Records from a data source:
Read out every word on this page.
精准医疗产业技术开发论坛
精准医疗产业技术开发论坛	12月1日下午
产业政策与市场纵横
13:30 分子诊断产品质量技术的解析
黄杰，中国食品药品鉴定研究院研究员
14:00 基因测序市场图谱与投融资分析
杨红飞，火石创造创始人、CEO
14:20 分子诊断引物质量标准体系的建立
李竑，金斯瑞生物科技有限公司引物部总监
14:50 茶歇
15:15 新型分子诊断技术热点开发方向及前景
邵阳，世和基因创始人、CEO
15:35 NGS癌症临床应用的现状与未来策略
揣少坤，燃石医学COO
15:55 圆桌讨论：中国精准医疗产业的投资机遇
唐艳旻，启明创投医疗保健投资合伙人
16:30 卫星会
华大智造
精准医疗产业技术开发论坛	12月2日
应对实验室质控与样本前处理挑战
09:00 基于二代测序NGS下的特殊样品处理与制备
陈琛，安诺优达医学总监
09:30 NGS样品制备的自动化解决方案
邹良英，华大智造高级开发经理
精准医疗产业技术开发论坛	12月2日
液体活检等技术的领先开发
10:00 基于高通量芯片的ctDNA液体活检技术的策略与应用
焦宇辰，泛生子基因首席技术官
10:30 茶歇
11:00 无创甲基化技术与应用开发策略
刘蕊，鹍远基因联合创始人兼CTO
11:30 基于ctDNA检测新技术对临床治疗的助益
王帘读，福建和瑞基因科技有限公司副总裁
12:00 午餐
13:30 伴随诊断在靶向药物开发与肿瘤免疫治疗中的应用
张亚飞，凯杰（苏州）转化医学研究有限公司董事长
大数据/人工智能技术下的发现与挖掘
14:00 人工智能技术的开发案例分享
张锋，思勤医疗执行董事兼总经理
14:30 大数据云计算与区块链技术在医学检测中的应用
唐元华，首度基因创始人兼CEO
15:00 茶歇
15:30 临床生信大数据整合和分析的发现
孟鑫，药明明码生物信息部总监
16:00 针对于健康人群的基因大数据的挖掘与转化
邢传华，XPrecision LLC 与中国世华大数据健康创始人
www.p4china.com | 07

==

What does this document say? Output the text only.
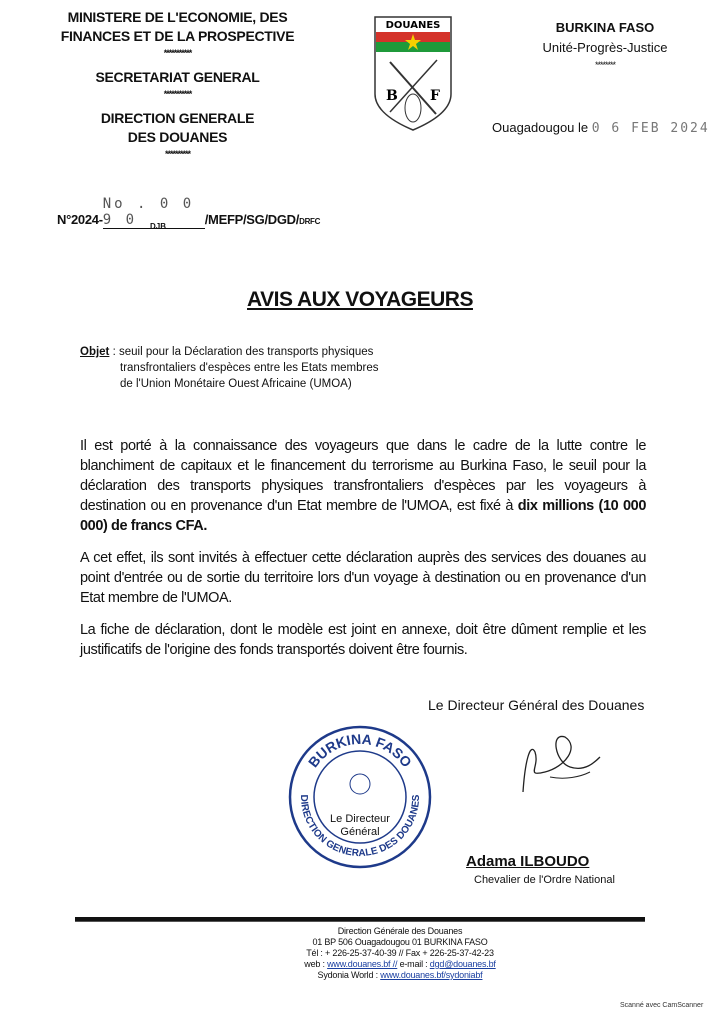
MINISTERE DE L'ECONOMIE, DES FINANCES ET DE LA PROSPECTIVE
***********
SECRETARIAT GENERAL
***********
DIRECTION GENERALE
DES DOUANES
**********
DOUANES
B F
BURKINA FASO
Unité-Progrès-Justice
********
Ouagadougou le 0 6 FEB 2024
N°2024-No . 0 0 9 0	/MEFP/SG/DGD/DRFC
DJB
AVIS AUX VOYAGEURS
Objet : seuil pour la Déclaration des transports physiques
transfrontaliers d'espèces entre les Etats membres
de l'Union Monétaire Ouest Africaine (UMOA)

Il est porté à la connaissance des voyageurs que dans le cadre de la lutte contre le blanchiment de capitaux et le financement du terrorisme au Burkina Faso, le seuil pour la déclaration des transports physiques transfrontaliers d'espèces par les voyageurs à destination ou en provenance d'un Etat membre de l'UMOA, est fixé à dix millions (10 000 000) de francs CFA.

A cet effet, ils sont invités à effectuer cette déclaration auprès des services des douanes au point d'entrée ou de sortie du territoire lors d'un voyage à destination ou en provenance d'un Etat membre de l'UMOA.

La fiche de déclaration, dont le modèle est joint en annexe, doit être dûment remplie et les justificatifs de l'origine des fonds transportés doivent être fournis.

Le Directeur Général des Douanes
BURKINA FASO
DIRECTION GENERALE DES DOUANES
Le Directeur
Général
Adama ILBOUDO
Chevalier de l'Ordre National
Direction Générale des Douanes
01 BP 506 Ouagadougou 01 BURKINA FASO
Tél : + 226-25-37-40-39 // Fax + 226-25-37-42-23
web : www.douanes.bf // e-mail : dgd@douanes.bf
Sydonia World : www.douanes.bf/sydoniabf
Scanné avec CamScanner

INSTRUCTIONS FOR THE TASK: Copy and report every line where the word "Directeur" is present.

RESULT BELOW:
Le Directeur Général des Douanes
Le Directeur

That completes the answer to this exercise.